### Text passage
Second, when plaintiff approached DiBenedetto about an available promotion director position, he was told by DiBene-detto that “they had already hired a girl.” (Compl. ¶ 42; Green Dep. at 223).
Third, plaintiff points to several purportedly discriminatory comments. On at least two occasions plaintiff overheard Page use the word “nigger”: once while Page was on the telephone in his office, and once while Page was in the mailroom *189and referred to a mailroom employee of Hispanic origin as “my nigger.” (Green Dep. at 81, 84, 86). Plaintiff was told by co-workers that Page made the following two discriminatory remarks: (1) the women who worked for Honey magazine were “uncontrollable blacks” and (2) a “Blackberry pager should be called a ‘Whiteberry’ pager because it uses proper English.” (Id. at 81-82, 87-88, 248). After being denied the assistant position, plaintiff found on his desk a picture of Rodman that had been altered to display exaggerated facial features. (Id. at 83, 89).
Fourth, the EEOC determined that (1) defendants failed to promote plaintiff based upon his race and sex, (2) defendants created a hostile work environment, and (3) plaintiff was constructively discharged from Harris Publications. (EEOC determination letter at 3).
ii. Defendant’s Evidence
Defendants offer, inter alia, the following evidence in support of their motion for summary judgment:
First, Rheingold denied the request to transfer plaintiff to XXL because he had been grooming plaintiff for a position in advertising sales, and neither plaintiff nor Morris consulted him about plaintiffs transfer. (Rheingold Aff. ¶¶ 5, 6; Page Dep. at 130).
Second, Morris did not have the unilateral authority to transfer employees between magazines without approval. (Morris Dep. at 66, 85-86; Page Dep. at 42, 150).
Third, none of the discriminatory comments, if made, were directed at plaintiff.
Fourth, plaintiff has no idea when, if ever, the remarks regarding the Honey magazine women and the Blackberry pagers were made. (Green Dep. at 82, 87-88, 248).

### Supplied entries
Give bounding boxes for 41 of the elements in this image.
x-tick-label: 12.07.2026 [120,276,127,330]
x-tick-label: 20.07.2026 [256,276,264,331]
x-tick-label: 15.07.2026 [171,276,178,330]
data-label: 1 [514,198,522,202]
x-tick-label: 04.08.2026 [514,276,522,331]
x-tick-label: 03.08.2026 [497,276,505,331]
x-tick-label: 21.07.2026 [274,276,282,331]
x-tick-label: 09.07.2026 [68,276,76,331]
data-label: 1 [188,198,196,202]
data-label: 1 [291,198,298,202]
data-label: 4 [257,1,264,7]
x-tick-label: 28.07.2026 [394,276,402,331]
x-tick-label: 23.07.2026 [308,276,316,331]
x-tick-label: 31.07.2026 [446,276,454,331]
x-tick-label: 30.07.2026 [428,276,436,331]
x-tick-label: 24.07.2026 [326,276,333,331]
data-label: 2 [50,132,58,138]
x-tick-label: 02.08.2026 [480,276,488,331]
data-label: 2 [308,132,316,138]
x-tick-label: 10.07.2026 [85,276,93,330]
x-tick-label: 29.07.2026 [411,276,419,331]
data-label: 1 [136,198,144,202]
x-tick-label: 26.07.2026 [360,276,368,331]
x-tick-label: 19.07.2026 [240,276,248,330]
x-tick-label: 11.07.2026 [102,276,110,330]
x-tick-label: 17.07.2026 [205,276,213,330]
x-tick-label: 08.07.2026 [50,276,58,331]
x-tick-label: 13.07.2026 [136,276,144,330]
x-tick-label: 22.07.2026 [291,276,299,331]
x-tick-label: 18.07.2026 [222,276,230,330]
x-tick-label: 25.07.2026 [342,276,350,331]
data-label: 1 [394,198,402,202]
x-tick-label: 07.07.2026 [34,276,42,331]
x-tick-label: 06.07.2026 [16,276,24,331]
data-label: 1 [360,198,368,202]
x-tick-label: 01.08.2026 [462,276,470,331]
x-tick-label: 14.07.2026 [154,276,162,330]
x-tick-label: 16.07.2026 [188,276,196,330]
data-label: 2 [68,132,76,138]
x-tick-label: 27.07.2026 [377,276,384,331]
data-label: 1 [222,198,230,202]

### Written request 1
Repeat the passage from the employment discrimination ruling from "Fourth, the EEOC" to "Dep. at 130).".
### Written request 2
Continue the employment discrimination ruling from where it stops.

### Right answer 1
Fourth, the EEOC determined that (1) defendants failed to promote plaintiff based upon his race and sex, (2) defendants created a hostile work environment, and (3) plaintiff was constructively discharged from Harris Publications. (EEOC determination letter at 3).
ii. Defendant’s Evidence
Defendants offer, inter alia, the following evidence in support of their motion for summary judgment:
First, Rheingold denied the request to transfer plaintiff to XXL because he had been grooming plaintiff for a position in advertising sales, and neither plaintiff nor Morris consulted him about plaintiffs transfer. (Rheingold Aff. ¶¶ 5, 6; Page Dep. at 130).

### Right answer 2
Fifth, with respect to the altered Rod-man picture, defendants’ point to Morris’s testimony that (1) the picture was created sometime in 1997 — over three years prior to plaintiffs employment by Harris Publications — by an individual who was not employed by the defendant, and (2) Morris retained a copy of the picture to show to various employees of Harris Publications. (Morris Dep. at 239-42; Morris Dep. at 13, 141-43, 153-54, 219-20).
iii. The Record As a Whole
Considering the evidence as a whole, and resolving all conflicts in the evidence and drawing all reasonable inferences in plaintiffs’ favor, I conclude that a reasonable jury could find that plaintiffs race and sex were factors in his failure to obtain the assistant position. Plaintiff interviewed for and was subsequently offered the position by Morris, who then withdrew the offer, telling plaintiff that Page told him “no, just hire a white girl.” (Green Dep. at 26). Morris then hired a Caucasian female to fill the position. (Morris Dep. at 155-56). On these facts alone a reasonable jury could find that plaintiff was discriminated against on the basis of his sex and race by defendants’ alleged preference for “a white girl” for the assistant position. Hence, even assuming that some or all of the alleged discriminatory comments and the EEOC determination are inadmissible, as defendants contend, their motion for summary judgment is denied with respect to this claim.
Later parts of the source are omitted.